Dataset rows
....

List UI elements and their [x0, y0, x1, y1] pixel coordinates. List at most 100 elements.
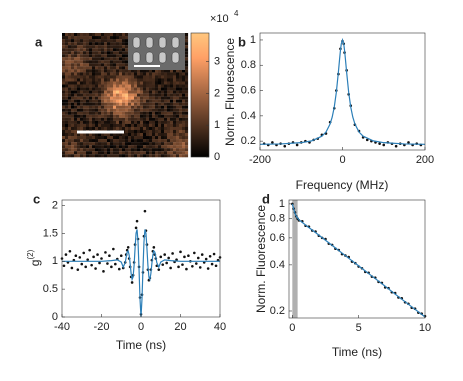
pixel	[68, 75, 72, 79]
pixel	[113, 154, 117, 158]
pixel	[83, 145, 87, 149]
pixel	[62, 39, 66, 43]
pixel	[116, 139, 120, 143]
pixel	[62, 129, 66, 134]
pixel	[119, 36, 123, 40]
pixel	[77, 117, 81, 121]
pixel	[152, 129, 156, 134]
pixel	[104, 72, 108, 76]
pixel	[146, 111, 150, 115]
pixel	[83, 33, 87, 37]
pixel	[71, 142, 75, 146]
pixel	[143, 126, 147, 131]
pixel	[152, 145, 156, 149]
pixel	[140, 142, 144, 146]
pixel	[101, 105, 105, 109]
pixel	[71, 129, 75, 134]
pixel	[74, 148, 78, 152]
pixel	[83, 54, 87, 58]
pixel	[71, 66, 75, 70]
pixel	[146, 75, 150, 79]
pixel	[131, 108, 135, 112]
pixel	[86, 81, 90, 85]
pixel	[83, 39, 87, 43]
pixel	[77, 151, 81, 155]
pixel	[176, 145, 180, 149]
pixel	[101, 54, 105, 58]
pixel	[71, 114, 75, 118]
pixel	[113, 81, 117, 85]
pixel	[80, 81, 84, 85]
pixel	[131, 151, 135, 155]
pixel	[80, 57, 84, 61]
data-point	[378, 142, 381, 145]
pixel	[179, 96, 183, 100]
pixel	[152, 84, 156, 88]
pixel	[89, 39, 93, 43]
pixel	[179, 84, 183, 88]
pixel	[158, 90, 162, 94]
pixel	[155, 123, 159, 127]
pixel	[98, 42, 102, 46]
pixel	[116, 111, 120, 115]
pixel	[65, 66, 69, 70]
pixel	[107, 96, 111, 100]
data-point	[185, 267, 188, 271]
fit-line	[259, 37, 426, 145]
pixel	[140, 99, 144, 103]
pixel	[185, 45, 189, 49]
pixel	[173, 117, 177, 121]
pixel	[158, 120, 162, 124]
pixel	[62, 54, 66, 58]
data-point	[167, 256, 170, 260]
pixel	[113, 114, 117, 118]
pixel	[137, 132, 141, 137]
pixel	[182, 81, 186, 85]
pixel	[128, 139, 132, 143]
data-point	[86, 258, 89, 261]
data-point	[64, 253, 68, 256]
data-point	[102, 270, 105, 273]
pixel	[80, 48, 84, 52]
pixel	[62, 93, 66, 97]
pixel	[104, 39, 108, 43]
pixel	[98, 54, 102, 58]
pixel	[122, 108, 126, 112]
data-point	[365, 138, 369, 142]
pixel	[83, 66, 87, 70]
pixel	[152, 151, 156, 155]
pixel	[101, 132, 105, 137]
pixel	[131, 99, 135, 103]
pixel	[161, 84, 165, 88]
pixel	[131, 111, 135, 115]
pixel	[83, 93, 87, 97]
pixel	[113, 66, 117, 70]
pixel	[71, 84, 75, 88]
pixel	[68, 148, 72, 152]
pixel	[119, 66, 123, 70]
pixel	[182, 90, 186, 94]
pixel	[167, 120, 171, 124]
pixel	[155, 93, 159, 97]
pixel	[122, 69, 126, 73]
pixel	[77, 42, 81, 46]
pixel	[62, 75, 66, 79]
pixel	[77, 51, 81, 55]
pixel	[122, 148, 126, 152]
pixel	[113, 136, 117, 140]
pixel	[65, 114, 69, 118]
pixel	[68, 54, 72, 58]
pixel	[131, 96, 135, 100]
pixel	[98, 111, 102, 115]
pixel	[110, 126, 114, 131]
pixel	[86, 51, 90, 55]
pixel	[101, 117, 105, 121]
pixel	[176, 87, 180, 91]
pixel	[122, 45, 126, 49]
pixel	[98, 84, 102, 88]
pixel	[68, 48, 72, 52]
pixel	[86, 123, 90, 127]
pixel	[122, 57, 126, 61]
pixel	[116, 136, 120, 140]
pixel	[74, 48, 78, 52]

....

• _SET EXERCISE_:
Please reproduce every line of the records above word for word, leaving the pictures out of your answer.

• _TASK RESPONSE_:
List UI elements and their [x0, y0, x1, y1] pixel coordinates. List at most 100 elements.
pixel	[68, 75, 72, 79]
pixel	[113, 154, 117, 158]
pixel	[83, 145, 87, 149]
pixel	[62, 39, 66, 43]
pixel	[116, 139, 120, 143]
pixel	[62, 129, 66, 134]
pixel	[119, 36, 123, 40]
pixel	[77, 117, 81, 121]
pixel	[152, 129, 156, 134]
pixel	[104, 72, 108, 76]
pixel	[146, 111, 150, 115]
pixel	[83, 33, 87, 37]
pixel	[71, 142, 75, 146]
pixel	[143, 126, 147, 131]
pixel	[152, 145, 156, 149]
pixel	[140, 142, 144, 146]
pixel	[101, 105, 105, 109]
pixel	[71, 129, 75, 134]
pixel	[74, 148, 78, 152]
pixel	[83, 54, 87, 58]
pixel	[71, 66, 75, 70]
pixel	[146, 75, 150, 79]
pixel	[131, 108, 135, 112]
pixel	[86, 81, 90, 85]
pixel	[83, 39, 87, 43]
pixel	[77, 151, 81, 155]
pixel	[176, 145, 180, 149]
pixel	[101, 54, 105, 58]
pixel	[71, 114, 75, 118]
pixel	[113, 81, 117, 85]
pixel	[80, 81, 84, 85]
pixel	[131, 151, 135, 155]
pixel	[80, 57, 84, 61]
data-point	[378, 142, 381, 145]
pixel	[179, 96, 183, 100]
pixel	[152, 84, 156, 88]
pixel	[89, 39, 93, 43]
pixel	[179, 84, 183, 88]
pixel	[158, 90, 162, 94]
pixel	[155, 123, 159, 127]
pixel	[98, 42, 102, 46]
pixel	[116, 111, 120, 115]
pixel	[65, 66, 69, 70]
pixel	[107, 96, 111, 100]
data-point	[185, 267, 188, 271]
fit-line	[259, 37, 426, 145]
pixel	[140, 99, 144, 103]
pixel	[185, 45, 189, 49]
pixel	[173, 117, 177, 121]
pixel	[158, 120, 162, 124]
pixel	[62, 54, 66, 58]
data-point	[167, 256, 170, 260]
pixel	[113, 114, 117, 118]
pixel	[137, 132, 141, 137]
pixel	[182, 81, 186, 85]
pixel	[128, 139, 132, 143]
data-point	[86, 258, 89, 261]
data-point	[64, 253, 68, 256]
data-point	[102, 270, 105, 273]
pixel	[80, 48, 84, 52]
pixel	[62, 93, 66, 97]
pixel	[104, 39, 108, 43]
pixel	[98, 54, 102, 58]
pixel	[122, 108, 126, 112]
data-point	[365, 138, 369, 142]
pixel	[83, 66, 87, 70]
pixel	[152, 151, 156, 155]
pixel	[101, 132, 105, 137]
pixel	[131, 99, 135, 103]
pixel	[161, 84, 165, 88]
pixel	[131, 111, 135, 115]
pixel	[83, 93, 87, 97]
pixel	[113, 66, 117, 70]
pixel	[71, 84, 75, 88]
pixel	[68, 148, 72, 152]
pixel	[119, 66, 123, 70]
pixel	[182, 90, 186, 94]
pixel	[167, 120, 171, 124]
pixel	[155, 93, 159, 97]
pixel	[122, 69, 126, 73]
pixel	[77, 42, 81, 46]
pixel	[62, 75, 66, 79]
pixel	[77, 51, 81, 55]
pixel	[122, 148, 126, 152]
pixel	[113, 136, 117, 140]
pixel	[65, 114, 69, 118]
pixel	[68, 54, 72, 58]
pixel	[131, 96, 135, 100]
pixel	[98, 111, 102, 115]
pixel	[110, 126, 114, 131]
pixel	[86, 51, 90, 55]
pixel	[101, 117, 105, 121]
pixel	[176, 87, 180, 91]
pixel	[122, 45, 126, 49]
pixel	[98, 84, 102, 88]
pixel	[68, 48, 72, 52]
pixel	[86, 123, 90, 127]
pixel	[122, 57, 126, 61]
pixel	[116, 136, 120, 140]
pixel	[74, 48, 78, 52]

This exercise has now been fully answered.